— Requirement —
Pull every "vállalt" line out of the data below.

— Records to process —
---

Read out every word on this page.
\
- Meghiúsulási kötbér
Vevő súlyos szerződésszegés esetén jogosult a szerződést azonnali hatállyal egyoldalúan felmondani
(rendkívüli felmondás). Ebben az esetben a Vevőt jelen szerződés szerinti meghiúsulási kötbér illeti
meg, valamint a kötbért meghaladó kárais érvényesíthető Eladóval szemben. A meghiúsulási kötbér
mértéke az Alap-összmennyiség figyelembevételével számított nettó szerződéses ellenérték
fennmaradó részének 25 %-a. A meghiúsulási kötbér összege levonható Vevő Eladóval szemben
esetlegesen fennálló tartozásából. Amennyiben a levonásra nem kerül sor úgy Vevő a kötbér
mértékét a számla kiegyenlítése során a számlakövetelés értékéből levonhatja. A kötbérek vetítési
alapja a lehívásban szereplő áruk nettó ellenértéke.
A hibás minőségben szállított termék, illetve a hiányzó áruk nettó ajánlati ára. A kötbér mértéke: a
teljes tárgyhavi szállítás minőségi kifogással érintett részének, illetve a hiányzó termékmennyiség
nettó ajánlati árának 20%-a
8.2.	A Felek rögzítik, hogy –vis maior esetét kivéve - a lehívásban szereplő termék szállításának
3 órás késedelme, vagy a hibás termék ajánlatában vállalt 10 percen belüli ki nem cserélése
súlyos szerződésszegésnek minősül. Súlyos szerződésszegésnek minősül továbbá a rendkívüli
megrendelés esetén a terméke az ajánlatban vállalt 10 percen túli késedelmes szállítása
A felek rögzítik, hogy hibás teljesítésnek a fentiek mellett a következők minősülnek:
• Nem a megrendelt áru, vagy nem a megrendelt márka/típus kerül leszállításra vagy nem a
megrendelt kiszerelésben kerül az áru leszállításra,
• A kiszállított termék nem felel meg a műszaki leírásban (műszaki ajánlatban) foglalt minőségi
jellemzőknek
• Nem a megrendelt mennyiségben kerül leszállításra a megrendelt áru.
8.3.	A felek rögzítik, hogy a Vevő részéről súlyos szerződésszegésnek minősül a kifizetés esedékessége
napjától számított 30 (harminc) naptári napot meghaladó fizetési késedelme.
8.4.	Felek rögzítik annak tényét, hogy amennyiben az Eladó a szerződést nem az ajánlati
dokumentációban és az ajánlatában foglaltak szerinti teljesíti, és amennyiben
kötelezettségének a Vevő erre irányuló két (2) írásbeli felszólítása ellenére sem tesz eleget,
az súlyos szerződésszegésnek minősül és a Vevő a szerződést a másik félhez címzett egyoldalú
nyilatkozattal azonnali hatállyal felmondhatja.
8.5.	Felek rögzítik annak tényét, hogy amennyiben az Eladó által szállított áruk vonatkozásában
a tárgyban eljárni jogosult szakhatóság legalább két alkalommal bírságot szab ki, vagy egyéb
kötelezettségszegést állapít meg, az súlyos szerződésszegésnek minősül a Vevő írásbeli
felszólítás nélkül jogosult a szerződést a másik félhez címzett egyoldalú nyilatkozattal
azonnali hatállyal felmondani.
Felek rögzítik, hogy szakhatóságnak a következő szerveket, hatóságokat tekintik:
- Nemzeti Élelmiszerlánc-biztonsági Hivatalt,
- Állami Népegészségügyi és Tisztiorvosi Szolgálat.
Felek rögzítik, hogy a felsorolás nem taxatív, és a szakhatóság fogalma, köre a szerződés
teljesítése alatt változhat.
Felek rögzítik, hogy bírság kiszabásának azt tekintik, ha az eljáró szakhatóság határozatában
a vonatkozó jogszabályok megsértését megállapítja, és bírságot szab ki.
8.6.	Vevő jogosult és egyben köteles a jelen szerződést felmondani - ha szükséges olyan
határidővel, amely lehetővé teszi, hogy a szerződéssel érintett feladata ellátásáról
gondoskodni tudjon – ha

---

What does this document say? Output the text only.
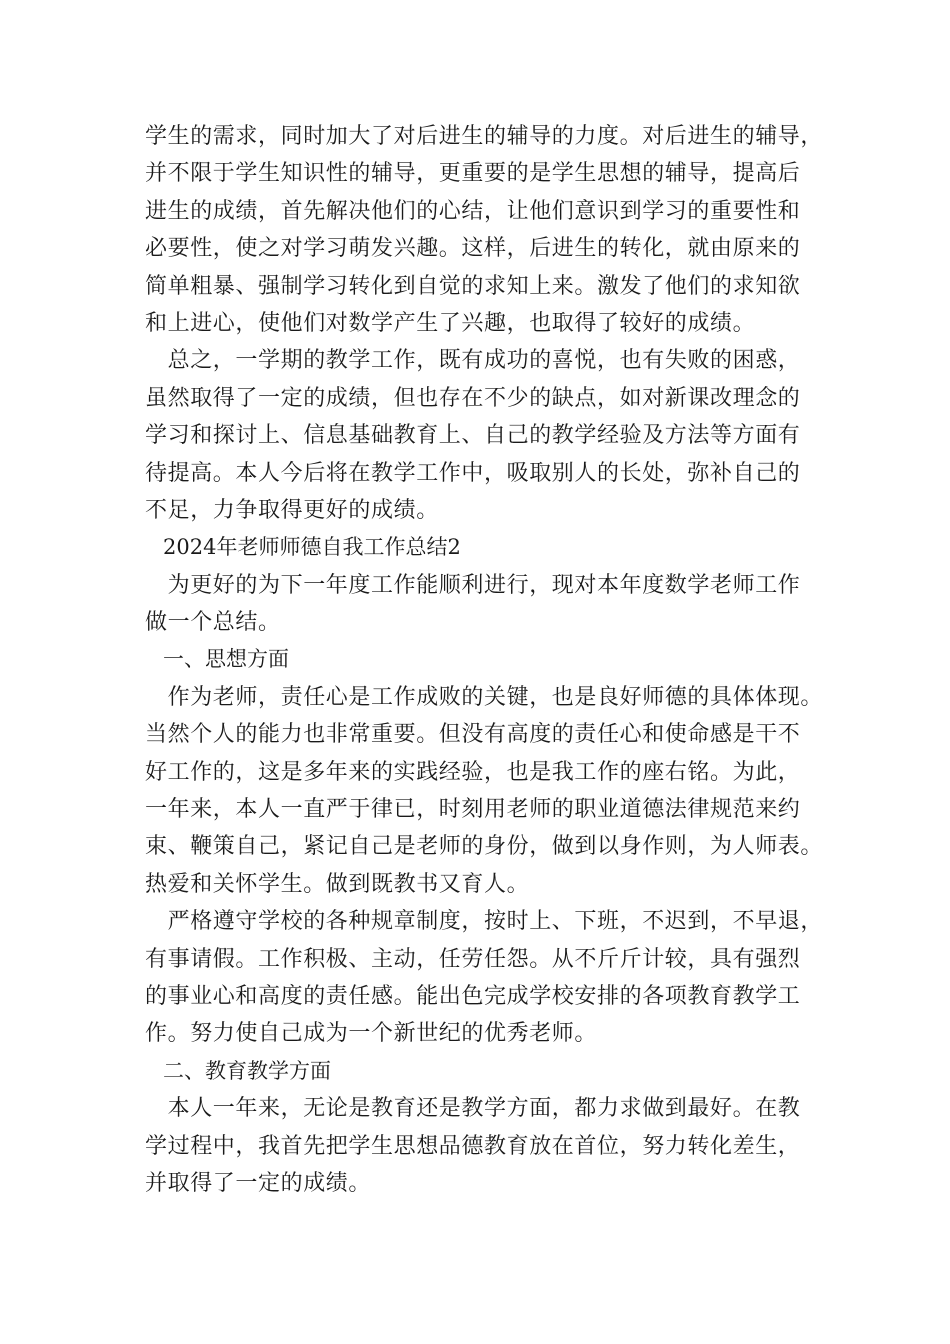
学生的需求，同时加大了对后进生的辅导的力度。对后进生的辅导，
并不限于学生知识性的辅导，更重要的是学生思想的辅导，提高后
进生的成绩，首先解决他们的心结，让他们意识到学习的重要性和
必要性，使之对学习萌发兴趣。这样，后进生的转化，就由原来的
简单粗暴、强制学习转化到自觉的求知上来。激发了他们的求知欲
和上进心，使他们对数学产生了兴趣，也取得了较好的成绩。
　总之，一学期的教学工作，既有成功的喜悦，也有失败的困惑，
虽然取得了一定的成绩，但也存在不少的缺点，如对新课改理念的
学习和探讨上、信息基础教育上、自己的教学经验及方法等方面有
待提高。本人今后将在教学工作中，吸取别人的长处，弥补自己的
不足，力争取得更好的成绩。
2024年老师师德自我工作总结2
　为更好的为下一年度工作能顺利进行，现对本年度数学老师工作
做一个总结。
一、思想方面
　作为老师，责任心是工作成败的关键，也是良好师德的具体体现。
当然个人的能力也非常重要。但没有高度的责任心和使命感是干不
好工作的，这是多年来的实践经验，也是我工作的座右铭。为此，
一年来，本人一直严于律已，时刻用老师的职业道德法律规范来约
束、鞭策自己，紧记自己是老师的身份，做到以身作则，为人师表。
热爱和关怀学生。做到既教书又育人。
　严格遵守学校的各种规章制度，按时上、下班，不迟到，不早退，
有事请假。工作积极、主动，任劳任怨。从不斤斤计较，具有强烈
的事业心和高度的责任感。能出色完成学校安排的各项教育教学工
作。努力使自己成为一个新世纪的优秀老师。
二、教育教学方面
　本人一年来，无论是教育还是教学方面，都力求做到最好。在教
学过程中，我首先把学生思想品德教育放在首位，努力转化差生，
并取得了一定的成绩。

---

— Right answer —
3 órás késedelme, vagy a hibás termék ajánlatában vállalt 10 percen belüli ki nem cserélése
megrendelés esetén a terméke az ajánlatban vállalt 10 percen túli késedelmes szállítása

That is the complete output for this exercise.